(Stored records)
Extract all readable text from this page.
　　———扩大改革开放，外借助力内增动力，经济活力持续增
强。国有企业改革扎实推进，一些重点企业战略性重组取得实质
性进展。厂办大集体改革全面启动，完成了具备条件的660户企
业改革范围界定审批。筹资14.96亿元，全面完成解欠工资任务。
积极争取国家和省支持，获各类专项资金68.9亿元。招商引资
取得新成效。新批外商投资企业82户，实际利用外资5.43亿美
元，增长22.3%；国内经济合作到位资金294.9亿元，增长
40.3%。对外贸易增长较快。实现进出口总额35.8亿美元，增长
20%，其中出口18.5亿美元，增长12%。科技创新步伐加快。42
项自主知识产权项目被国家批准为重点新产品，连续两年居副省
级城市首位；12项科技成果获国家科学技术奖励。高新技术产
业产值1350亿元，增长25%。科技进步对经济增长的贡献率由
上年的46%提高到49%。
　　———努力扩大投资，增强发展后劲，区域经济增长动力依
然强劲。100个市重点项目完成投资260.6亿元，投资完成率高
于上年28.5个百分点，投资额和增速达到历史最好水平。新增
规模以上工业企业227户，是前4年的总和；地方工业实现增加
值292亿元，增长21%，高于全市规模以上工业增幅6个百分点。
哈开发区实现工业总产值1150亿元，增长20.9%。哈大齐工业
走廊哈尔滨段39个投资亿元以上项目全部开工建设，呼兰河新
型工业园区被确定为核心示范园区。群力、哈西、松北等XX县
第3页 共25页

[The request] Recopy the entries above exactly, with every line included.

[Output of the task]
Extract all readable text from this page.
　　———扩大改革开放，外借助力内增动力，经济活力持续增
强。国有企业改革扎实推进，一些重点企业战略性重组取得实质
性进展。厂办大集体改革全面启动，完成了具备条件的660户企
业改革范围界定审批。筹资14.96亿元，全面完成解欠工资任务。
积极争取国家和省支持，获各类专项资金68.9亿元。招商引资
取得新成效。新批外商投资企业82户，实际利用外资5.43亿美
元，增长22.3%；国内经济合作到位资金294.9亿元，增长
40.3%。对外贸易增长较快。实现进出口总额35.8亿美元，增长
20%，其中出口18.5亿美元，增长12%。科技创新步伐加快。42
项自主知识产权项目被国家批准为重点新产品，连续两年居副省
级城市首位；12项科技成果获国家科学技术奖励。高新技术产
业产值1350亿元，增长25%。科技进步对经济增长的贡献率由
上年的46%提高到49%。
　　———努力扩大投资，增强发展后劲，区域经济增长动力依
然强劲。100个市重点项目完成投资260.6亿元，投资完成率高
于上年28.5个百分点，投资额和增速达到历史最好水平。新增
规模以上工业企业227户，是前4年的总和；地方工业实现增加
值292亿元，增长21%，高于全市规模以上工业增幅6个百分点。
哈开发区实现工业总产值1150亿元，增长20.9%。哈大齐工业
走廊哈尔滨段39个投资亿元以上项目全部开工建设，呼兰河新
型工业园区被确定为核心示范园区。群力、哈西、松北等XX县
第3页 共25页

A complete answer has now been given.